▶ TASK
Examine the records and identify each line that includes the string "monatlich". Copy those lines.

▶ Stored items
— Begin —

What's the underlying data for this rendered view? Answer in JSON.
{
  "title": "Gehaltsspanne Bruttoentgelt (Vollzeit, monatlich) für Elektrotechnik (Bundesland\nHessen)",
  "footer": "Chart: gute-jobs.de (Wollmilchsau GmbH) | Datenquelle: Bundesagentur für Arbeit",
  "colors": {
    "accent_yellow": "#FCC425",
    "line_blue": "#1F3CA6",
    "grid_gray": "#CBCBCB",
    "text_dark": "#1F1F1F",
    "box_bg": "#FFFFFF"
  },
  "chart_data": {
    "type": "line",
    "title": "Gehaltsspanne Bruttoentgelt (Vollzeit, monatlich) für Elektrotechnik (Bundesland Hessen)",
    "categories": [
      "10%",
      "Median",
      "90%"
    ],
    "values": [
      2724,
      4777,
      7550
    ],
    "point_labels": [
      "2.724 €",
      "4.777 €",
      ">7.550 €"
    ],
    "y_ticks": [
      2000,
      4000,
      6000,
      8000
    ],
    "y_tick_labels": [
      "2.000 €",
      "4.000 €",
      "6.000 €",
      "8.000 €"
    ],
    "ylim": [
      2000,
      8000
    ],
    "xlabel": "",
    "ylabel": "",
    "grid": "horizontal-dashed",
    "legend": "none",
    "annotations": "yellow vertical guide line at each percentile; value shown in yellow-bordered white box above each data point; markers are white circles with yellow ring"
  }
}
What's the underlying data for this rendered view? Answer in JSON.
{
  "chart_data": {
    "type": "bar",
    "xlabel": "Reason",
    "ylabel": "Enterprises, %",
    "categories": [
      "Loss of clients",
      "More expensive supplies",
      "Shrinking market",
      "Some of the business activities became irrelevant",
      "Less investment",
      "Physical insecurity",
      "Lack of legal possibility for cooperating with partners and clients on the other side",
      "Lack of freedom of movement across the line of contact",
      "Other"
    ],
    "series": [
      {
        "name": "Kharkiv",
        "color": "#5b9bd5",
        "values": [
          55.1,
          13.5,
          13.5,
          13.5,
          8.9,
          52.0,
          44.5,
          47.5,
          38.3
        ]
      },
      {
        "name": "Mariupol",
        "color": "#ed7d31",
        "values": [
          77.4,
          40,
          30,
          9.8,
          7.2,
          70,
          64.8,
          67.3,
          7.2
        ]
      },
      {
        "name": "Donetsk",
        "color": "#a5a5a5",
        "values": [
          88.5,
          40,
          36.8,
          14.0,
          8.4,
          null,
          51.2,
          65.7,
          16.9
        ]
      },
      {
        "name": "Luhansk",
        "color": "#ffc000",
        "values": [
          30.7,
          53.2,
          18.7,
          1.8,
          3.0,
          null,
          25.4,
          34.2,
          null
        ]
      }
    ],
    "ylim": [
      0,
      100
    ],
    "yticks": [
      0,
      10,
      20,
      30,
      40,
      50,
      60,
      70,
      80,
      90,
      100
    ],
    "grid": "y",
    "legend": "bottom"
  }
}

— End —
— Begin —

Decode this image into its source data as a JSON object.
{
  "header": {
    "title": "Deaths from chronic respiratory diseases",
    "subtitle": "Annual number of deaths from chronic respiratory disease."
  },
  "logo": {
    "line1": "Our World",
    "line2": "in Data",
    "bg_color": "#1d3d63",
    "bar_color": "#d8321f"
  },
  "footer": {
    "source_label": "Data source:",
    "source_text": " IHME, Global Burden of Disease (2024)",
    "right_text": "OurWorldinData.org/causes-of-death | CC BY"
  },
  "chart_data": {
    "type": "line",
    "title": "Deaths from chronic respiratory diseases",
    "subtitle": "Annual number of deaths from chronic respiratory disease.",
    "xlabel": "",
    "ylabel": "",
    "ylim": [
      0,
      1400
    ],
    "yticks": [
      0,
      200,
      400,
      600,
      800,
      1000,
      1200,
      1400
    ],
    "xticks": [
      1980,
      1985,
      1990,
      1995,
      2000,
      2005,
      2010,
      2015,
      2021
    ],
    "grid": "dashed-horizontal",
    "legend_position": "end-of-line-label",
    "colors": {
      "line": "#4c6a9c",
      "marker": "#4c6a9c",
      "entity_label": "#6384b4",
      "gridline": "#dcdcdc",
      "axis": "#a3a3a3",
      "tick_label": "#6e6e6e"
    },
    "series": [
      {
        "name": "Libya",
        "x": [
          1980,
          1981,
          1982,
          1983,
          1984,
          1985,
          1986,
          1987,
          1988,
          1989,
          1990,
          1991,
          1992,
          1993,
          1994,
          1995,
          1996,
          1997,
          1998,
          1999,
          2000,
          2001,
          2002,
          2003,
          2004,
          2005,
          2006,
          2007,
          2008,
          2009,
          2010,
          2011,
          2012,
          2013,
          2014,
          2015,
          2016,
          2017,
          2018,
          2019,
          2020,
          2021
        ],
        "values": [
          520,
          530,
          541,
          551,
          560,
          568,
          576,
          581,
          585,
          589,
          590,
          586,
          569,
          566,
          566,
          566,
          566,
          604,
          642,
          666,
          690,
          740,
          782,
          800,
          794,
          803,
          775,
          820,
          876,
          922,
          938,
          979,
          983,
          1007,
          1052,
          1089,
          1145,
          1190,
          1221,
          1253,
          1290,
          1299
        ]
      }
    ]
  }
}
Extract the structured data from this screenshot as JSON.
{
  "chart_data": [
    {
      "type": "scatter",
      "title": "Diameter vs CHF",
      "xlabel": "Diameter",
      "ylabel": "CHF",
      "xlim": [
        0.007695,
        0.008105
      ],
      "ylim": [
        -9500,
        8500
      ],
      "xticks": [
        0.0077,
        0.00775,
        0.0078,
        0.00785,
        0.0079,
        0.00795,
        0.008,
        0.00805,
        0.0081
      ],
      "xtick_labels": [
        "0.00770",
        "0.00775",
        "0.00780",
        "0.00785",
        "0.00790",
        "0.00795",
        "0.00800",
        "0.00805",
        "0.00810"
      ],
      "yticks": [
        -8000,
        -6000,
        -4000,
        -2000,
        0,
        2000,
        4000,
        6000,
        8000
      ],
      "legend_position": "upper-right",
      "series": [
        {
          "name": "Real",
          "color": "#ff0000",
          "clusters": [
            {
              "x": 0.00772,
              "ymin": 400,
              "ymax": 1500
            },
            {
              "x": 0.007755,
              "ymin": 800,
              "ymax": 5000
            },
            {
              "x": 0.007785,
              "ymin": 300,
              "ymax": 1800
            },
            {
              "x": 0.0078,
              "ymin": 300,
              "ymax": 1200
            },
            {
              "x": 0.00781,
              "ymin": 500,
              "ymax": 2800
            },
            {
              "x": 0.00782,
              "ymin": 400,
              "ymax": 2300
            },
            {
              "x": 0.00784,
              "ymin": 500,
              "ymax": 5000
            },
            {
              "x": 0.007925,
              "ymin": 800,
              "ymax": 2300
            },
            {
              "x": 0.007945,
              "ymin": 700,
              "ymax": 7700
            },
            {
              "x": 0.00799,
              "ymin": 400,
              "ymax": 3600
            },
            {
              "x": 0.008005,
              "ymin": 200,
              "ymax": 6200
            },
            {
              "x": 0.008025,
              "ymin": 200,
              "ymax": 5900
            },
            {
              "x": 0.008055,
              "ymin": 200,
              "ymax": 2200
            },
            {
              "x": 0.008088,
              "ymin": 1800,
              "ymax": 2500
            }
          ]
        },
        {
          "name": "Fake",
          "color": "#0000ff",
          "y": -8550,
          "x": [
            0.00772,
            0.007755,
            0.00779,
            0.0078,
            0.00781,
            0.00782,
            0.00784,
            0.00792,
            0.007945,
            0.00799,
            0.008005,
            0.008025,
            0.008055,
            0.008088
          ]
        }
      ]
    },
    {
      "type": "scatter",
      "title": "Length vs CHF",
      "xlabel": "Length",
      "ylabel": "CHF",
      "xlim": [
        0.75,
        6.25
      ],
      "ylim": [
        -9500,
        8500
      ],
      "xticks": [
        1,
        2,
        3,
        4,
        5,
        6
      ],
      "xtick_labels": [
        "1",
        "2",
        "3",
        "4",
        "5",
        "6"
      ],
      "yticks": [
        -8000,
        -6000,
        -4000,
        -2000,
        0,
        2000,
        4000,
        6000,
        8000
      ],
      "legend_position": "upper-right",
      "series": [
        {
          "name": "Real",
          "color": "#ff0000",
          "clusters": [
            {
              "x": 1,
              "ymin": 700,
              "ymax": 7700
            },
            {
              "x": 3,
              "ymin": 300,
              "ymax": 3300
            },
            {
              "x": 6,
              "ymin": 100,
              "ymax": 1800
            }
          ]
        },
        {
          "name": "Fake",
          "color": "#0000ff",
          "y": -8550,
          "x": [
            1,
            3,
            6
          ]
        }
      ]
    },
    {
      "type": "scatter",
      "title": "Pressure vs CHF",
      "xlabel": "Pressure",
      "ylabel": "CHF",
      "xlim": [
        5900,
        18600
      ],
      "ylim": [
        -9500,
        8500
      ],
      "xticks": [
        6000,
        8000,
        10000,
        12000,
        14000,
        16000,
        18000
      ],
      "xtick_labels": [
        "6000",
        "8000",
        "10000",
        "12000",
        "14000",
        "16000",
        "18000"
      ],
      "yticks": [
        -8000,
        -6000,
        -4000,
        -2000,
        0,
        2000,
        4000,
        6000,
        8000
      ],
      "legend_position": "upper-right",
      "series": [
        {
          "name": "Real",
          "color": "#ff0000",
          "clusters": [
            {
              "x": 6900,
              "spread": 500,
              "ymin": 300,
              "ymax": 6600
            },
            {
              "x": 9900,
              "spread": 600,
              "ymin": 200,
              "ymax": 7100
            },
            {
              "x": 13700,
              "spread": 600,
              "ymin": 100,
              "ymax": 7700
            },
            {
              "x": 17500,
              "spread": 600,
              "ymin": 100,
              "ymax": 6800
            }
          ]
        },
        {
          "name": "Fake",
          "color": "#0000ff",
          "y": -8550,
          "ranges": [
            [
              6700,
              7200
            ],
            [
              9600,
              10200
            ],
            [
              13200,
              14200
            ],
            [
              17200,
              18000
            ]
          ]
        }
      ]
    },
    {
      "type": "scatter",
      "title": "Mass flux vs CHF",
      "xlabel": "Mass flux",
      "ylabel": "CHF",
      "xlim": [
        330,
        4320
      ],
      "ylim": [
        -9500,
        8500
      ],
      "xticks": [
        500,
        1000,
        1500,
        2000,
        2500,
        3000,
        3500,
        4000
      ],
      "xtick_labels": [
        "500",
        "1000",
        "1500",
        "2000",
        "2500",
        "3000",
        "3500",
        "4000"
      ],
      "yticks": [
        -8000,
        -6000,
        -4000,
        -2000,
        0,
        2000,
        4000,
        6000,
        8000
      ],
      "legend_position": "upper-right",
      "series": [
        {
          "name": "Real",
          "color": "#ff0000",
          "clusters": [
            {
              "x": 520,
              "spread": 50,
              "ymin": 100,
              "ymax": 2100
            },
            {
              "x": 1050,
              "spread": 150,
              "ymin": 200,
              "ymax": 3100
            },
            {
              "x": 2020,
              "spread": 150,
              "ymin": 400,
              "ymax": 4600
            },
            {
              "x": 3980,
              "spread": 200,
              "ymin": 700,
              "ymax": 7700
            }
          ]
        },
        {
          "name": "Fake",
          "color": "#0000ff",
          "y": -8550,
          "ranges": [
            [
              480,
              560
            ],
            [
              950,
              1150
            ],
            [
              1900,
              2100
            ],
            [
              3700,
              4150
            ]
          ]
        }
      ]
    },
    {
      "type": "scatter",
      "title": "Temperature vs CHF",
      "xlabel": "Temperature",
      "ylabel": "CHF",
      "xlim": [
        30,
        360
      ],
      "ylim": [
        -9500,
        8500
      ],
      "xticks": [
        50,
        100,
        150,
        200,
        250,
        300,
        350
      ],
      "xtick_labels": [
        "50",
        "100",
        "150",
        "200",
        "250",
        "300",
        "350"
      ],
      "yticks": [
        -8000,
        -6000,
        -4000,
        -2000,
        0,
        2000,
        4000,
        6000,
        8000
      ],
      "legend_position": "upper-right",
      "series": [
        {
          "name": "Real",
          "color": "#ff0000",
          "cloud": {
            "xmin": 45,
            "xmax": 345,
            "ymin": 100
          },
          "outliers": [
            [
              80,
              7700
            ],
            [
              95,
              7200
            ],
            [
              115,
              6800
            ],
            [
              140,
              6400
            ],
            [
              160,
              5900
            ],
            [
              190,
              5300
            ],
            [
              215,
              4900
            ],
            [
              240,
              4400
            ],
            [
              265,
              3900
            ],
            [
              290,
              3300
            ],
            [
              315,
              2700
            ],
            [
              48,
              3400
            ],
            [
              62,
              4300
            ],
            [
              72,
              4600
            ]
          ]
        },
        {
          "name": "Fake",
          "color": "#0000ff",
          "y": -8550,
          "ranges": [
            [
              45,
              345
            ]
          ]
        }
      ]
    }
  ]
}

— End —
— Begin —

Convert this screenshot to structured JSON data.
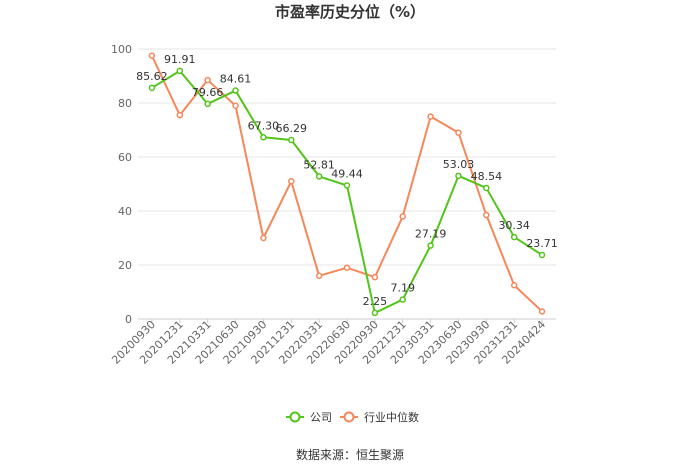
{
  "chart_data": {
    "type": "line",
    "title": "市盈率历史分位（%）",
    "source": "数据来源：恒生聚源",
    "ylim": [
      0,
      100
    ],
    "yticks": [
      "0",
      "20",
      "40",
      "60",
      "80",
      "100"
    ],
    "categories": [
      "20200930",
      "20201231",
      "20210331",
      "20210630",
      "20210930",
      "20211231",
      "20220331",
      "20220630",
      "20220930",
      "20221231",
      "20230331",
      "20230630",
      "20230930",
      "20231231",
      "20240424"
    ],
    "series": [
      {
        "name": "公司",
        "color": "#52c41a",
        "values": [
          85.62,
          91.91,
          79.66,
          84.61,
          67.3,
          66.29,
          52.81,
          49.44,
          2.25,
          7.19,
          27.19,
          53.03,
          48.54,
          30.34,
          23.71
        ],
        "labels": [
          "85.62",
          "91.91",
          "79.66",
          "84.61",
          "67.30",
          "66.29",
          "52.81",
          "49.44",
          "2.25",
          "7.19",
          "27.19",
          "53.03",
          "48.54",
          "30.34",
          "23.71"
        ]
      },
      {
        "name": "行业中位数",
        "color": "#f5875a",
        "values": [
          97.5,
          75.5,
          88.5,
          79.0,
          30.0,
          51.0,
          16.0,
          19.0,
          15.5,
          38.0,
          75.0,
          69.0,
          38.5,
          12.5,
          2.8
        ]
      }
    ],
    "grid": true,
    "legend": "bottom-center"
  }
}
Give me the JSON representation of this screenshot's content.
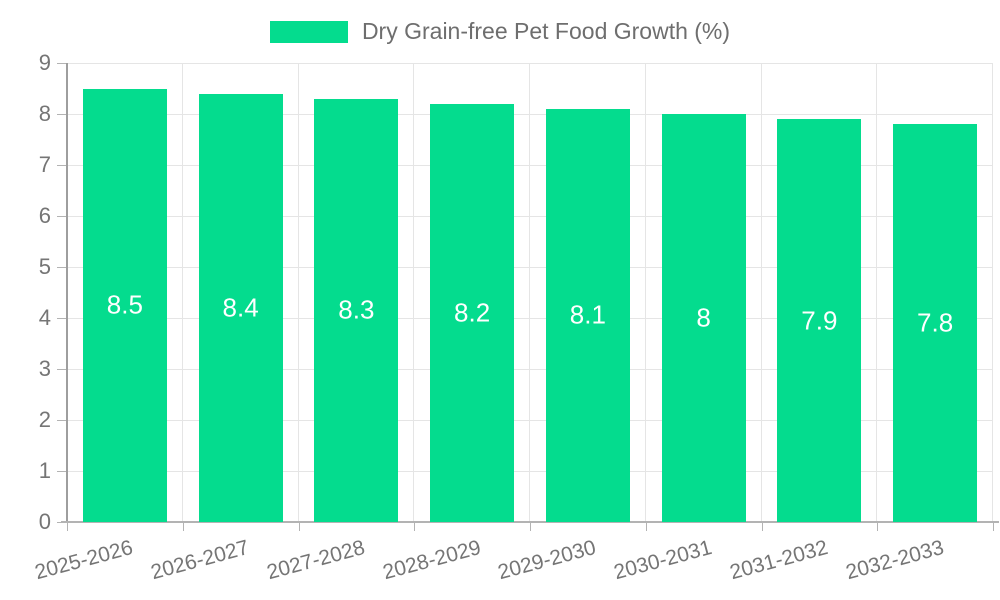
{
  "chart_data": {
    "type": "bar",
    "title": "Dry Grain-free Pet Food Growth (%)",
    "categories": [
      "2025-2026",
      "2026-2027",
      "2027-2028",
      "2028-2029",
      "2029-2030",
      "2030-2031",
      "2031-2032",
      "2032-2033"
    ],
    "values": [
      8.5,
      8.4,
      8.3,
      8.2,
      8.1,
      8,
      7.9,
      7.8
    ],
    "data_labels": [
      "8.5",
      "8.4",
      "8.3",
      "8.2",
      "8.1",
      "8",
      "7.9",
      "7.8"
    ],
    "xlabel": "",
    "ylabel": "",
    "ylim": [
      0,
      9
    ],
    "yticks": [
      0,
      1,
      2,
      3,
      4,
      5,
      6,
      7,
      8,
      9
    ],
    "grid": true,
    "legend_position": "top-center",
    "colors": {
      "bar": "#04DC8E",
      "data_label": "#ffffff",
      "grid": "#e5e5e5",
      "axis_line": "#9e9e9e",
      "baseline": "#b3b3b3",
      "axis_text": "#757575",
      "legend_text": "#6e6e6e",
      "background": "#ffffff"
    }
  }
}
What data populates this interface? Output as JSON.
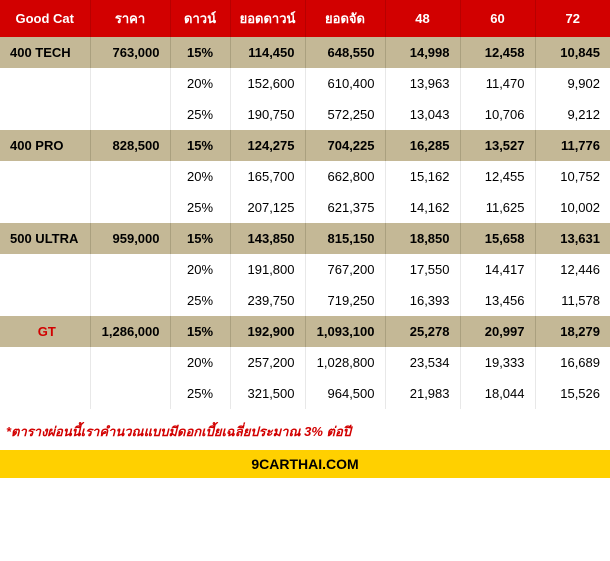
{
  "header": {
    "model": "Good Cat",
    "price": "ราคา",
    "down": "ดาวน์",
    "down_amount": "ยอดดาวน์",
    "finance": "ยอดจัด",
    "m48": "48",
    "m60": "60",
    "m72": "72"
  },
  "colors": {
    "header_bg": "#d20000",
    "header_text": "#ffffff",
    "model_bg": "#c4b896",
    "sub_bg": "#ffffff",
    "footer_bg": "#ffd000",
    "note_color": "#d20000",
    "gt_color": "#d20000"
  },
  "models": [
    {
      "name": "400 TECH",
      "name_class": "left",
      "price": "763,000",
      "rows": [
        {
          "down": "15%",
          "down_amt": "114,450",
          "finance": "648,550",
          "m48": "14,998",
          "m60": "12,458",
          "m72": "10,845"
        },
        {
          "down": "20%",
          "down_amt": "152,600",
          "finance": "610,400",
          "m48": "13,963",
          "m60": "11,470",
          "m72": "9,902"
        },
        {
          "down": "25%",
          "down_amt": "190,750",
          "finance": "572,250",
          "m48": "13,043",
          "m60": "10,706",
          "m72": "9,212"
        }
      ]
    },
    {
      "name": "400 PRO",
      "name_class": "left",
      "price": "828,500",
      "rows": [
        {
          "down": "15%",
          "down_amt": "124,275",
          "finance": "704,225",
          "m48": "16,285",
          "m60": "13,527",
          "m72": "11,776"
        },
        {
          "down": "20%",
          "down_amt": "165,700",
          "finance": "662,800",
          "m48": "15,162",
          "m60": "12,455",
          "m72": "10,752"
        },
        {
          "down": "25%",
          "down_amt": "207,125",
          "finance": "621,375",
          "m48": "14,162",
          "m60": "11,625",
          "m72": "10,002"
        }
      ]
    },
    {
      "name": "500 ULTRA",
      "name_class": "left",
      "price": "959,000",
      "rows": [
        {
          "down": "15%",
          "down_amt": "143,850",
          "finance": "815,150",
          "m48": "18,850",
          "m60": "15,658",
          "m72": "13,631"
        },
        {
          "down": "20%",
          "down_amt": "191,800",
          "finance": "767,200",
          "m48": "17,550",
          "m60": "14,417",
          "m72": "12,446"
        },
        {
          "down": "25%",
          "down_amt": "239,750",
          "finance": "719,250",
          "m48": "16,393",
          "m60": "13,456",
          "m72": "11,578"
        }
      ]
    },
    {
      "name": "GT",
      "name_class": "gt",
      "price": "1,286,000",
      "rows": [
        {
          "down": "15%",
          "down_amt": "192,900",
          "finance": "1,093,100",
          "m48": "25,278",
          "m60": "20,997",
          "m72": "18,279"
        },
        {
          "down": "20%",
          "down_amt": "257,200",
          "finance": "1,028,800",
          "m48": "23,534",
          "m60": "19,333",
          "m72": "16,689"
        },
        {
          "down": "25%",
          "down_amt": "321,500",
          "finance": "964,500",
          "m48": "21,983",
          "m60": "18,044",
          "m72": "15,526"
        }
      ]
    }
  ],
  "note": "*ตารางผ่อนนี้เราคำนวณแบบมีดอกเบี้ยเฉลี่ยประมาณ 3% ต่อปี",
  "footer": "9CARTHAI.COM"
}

— End —

▶ ANSWER TO THIS PROBLEM
  "title": "Gehaltsspanne Bruttoentgelt (Vollzeit, monatlich) für Elektrotechnik (Bundesland\nHessen)",
    "title": "Gehaltsspanne Bruttoentgelt (Vollzeit, monatlich) für Elektrotechnik (Bundesland Hessen)",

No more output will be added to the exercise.